> **Problem description**: Isolate every line in the records below with "СЕМИНАРА" in it.

Saved entries
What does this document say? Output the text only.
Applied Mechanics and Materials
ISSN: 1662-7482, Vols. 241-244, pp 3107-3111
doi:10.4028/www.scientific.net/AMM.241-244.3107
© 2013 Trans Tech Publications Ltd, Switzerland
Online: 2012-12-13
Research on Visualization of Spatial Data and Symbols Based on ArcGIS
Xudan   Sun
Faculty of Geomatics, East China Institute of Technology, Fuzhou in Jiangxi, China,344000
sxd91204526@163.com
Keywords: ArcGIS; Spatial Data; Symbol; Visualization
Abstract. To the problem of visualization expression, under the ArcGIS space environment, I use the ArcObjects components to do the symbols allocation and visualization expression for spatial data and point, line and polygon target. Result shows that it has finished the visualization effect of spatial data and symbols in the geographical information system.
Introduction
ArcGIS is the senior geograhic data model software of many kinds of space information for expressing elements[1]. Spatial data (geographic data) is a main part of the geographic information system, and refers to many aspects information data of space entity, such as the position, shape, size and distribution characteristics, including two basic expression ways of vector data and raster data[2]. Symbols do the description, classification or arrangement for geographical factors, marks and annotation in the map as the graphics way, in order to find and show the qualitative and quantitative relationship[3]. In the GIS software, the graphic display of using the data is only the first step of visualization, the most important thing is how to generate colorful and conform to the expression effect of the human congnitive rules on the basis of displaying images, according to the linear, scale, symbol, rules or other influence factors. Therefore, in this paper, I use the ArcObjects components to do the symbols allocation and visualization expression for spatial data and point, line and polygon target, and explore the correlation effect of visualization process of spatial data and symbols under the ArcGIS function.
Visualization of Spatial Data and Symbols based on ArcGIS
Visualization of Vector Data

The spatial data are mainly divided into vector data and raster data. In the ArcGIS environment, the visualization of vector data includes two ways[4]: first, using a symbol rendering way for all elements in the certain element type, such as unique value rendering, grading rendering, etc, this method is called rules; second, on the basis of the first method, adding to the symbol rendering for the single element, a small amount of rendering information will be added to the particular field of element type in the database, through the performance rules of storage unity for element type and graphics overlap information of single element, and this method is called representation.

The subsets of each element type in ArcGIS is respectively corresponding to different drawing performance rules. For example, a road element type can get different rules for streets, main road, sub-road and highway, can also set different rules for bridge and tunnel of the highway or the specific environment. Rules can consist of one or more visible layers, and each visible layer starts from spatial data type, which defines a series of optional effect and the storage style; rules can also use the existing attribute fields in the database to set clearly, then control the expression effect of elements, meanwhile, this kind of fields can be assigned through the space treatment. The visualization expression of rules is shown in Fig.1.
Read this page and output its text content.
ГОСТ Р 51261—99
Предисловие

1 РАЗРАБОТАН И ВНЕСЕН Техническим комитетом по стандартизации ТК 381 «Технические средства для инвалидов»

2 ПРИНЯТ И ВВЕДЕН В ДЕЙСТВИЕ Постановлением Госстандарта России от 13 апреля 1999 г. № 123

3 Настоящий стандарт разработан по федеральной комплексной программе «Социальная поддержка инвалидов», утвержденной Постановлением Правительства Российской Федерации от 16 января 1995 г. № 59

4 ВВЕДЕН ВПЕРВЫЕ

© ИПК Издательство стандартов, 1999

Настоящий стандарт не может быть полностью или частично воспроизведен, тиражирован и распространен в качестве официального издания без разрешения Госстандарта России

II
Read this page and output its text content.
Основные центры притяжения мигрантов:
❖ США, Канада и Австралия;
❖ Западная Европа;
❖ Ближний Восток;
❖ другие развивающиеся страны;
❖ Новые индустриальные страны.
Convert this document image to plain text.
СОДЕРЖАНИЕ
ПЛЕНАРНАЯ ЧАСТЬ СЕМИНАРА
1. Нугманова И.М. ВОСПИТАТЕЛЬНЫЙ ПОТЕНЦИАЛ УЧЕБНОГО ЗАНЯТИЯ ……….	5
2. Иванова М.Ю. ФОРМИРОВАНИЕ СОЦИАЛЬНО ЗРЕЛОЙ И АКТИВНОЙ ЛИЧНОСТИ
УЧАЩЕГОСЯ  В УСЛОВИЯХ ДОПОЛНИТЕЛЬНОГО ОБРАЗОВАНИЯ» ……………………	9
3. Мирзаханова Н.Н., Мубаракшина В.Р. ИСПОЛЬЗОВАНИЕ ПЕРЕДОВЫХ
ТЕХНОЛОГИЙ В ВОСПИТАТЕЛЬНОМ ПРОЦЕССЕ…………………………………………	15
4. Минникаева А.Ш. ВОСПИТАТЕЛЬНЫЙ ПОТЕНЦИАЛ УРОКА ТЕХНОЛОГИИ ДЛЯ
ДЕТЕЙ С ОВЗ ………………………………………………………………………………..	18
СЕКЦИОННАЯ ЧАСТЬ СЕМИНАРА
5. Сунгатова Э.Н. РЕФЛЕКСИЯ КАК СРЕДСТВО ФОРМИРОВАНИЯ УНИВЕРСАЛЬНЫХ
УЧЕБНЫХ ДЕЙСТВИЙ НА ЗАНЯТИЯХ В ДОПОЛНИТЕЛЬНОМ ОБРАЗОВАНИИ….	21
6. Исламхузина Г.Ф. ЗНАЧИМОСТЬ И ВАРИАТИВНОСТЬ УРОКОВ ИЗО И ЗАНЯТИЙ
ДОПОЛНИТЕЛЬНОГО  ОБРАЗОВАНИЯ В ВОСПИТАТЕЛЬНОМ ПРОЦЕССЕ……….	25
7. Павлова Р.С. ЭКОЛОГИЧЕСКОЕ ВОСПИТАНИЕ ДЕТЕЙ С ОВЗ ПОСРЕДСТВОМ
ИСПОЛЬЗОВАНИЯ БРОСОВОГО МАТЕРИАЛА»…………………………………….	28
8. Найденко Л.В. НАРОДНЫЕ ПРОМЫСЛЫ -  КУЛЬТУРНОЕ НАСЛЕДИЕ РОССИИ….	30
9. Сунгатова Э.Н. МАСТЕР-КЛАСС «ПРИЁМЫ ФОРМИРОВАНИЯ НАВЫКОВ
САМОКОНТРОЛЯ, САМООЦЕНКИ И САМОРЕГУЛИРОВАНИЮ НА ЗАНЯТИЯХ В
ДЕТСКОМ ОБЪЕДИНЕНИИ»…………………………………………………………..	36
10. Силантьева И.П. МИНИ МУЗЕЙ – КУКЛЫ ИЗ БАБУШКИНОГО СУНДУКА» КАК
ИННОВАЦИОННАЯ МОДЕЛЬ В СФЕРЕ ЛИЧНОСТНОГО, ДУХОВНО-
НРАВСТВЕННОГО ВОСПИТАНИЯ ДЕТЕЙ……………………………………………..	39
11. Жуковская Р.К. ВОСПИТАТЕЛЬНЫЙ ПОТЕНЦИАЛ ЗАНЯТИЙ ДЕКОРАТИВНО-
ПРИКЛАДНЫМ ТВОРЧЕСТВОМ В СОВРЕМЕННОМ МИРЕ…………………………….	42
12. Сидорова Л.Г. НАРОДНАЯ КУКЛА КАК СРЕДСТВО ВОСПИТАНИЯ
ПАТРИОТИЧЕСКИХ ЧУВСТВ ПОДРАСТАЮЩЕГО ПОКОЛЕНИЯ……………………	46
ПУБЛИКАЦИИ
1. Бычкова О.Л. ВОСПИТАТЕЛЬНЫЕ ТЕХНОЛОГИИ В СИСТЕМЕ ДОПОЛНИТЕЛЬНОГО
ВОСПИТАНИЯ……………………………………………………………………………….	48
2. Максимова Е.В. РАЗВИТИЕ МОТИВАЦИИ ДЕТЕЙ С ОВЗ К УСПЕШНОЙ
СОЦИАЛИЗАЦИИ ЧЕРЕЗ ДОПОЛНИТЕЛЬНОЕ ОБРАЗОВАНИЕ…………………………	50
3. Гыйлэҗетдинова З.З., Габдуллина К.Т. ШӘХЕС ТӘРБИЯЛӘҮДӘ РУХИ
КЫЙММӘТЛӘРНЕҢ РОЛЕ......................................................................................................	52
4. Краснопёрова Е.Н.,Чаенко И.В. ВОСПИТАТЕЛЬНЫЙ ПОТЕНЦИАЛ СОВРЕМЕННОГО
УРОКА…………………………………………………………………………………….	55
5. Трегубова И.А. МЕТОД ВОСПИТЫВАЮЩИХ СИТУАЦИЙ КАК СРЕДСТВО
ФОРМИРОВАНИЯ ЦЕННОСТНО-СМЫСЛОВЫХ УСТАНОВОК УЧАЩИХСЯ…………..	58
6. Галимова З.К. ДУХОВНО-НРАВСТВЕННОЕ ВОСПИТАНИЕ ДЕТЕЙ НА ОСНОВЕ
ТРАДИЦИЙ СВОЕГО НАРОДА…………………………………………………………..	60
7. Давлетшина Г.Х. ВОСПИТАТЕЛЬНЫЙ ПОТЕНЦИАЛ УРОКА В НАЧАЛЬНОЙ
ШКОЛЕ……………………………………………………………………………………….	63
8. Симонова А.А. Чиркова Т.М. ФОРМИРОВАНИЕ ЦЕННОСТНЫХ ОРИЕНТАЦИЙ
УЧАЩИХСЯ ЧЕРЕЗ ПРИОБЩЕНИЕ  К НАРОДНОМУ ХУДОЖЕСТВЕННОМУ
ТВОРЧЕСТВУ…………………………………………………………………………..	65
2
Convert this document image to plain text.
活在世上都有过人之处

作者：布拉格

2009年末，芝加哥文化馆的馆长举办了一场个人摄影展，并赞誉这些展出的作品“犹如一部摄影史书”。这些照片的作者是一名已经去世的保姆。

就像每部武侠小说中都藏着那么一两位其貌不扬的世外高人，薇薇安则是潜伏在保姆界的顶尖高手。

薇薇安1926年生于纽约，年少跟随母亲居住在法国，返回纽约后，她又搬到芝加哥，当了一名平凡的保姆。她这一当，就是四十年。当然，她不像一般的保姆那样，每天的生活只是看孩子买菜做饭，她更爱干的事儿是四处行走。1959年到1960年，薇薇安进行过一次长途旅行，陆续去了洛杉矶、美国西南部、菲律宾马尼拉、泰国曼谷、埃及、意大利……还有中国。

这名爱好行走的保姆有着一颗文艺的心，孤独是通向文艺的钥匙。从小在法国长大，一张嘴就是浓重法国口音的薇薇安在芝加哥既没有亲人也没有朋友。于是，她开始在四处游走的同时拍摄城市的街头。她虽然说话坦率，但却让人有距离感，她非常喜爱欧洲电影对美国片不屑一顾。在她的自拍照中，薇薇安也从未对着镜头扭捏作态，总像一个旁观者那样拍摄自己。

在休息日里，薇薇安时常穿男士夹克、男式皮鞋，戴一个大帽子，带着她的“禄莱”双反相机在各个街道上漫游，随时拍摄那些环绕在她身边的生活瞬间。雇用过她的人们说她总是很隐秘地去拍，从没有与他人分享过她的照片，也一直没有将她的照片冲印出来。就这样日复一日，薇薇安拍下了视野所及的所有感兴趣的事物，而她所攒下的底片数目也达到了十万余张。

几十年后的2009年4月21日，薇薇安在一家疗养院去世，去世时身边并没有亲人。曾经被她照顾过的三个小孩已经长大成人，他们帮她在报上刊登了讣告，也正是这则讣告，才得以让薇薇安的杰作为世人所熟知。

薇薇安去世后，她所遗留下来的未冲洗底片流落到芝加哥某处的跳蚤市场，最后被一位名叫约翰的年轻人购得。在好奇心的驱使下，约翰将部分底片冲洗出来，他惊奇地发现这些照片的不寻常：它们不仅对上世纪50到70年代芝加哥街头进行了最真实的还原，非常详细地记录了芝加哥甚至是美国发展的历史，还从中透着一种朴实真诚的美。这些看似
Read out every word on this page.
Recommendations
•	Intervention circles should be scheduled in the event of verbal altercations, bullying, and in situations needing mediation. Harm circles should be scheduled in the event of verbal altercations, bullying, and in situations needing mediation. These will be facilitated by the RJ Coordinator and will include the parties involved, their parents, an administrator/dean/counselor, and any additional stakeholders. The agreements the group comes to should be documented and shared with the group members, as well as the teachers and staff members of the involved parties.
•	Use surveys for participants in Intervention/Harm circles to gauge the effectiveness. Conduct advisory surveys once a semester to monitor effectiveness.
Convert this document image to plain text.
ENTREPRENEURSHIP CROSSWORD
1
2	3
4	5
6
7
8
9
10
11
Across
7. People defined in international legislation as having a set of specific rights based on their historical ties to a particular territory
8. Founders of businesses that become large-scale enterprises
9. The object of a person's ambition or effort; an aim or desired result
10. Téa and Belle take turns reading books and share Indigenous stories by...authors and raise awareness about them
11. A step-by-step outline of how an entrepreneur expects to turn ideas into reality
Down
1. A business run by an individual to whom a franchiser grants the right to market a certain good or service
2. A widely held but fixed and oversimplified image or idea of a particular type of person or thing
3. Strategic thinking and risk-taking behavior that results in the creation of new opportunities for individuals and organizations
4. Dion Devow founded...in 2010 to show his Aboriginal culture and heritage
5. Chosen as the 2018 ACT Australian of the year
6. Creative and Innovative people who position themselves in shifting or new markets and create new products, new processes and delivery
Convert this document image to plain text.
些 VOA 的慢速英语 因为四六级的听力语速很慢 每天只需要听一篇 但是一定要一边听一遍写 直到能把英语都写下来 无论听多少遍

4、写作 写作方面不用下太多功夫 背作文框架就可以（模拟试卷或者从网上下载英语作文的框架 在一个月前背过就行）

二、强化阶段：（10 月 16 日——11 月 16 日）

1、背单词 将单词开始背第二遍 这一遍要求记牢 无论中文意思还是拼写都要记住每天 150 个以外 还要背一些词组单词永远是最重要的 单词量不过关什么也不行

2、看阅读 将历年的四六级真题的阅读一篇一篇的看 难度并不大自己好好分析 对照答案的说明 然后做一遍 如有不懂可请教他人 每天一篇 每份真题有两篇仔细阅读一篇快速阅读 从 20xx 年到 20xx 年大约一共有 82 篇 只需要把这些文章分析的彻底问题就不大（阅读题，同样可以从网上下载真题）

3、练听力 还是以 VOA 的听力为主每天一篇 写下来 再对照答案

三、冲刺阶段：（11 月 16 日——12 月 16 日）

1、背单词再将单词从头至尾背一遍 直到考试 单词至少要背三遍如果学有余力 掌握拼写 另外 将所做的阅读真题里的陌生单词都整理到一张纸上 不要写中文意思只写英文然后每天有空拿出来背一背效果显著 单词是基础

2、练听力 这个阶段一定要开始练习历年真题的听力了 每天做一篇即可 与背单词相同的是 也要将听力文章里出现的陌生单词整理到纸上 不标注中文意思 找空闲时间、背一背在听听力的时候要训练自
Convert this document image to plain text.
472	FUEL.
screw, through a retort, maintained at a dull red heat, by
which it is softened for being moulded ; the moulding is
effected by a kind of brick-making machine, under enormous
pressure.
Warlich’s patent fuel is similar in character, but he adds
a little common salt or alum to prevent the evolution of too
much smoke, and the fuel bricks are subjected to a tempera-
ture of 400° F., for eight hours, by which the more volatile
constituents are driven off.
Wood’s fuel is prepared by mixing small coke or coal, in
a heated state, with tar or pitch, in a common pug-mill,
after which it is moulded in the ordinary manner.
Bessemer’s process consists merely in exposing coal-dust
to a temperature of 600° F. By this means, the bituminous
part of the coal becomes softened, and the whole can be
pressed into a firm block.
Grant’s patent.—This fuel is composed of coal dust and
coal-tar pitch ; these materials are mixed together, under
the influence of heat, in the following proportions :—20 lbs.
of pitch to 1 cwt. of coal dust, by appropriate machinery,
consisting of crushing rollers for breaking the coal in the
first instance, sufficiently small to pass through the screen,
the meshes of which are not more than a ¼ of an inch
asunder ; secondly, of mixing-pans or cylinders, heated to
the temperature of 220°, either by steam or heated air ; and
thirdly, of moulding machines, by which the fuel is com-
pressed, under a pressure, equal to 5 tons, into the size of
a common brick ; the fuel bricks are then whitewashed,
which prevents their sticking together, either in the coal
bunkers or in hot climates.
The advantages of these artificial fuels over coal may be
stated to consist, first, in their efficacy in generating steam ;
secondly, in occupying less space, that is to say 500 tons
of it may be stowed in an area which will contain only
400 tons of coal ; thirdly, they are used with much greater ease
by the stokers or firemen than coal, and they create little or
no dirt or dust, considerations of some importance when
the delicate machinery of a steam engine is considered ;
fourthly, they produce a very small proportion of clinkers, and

> **Written answer**:
ПЛЕНАРНАЯ ЧАСТЬ СЕМИНАРА
СЕКЦИОННАЯ ЧАСТЬ СЕМИНАРА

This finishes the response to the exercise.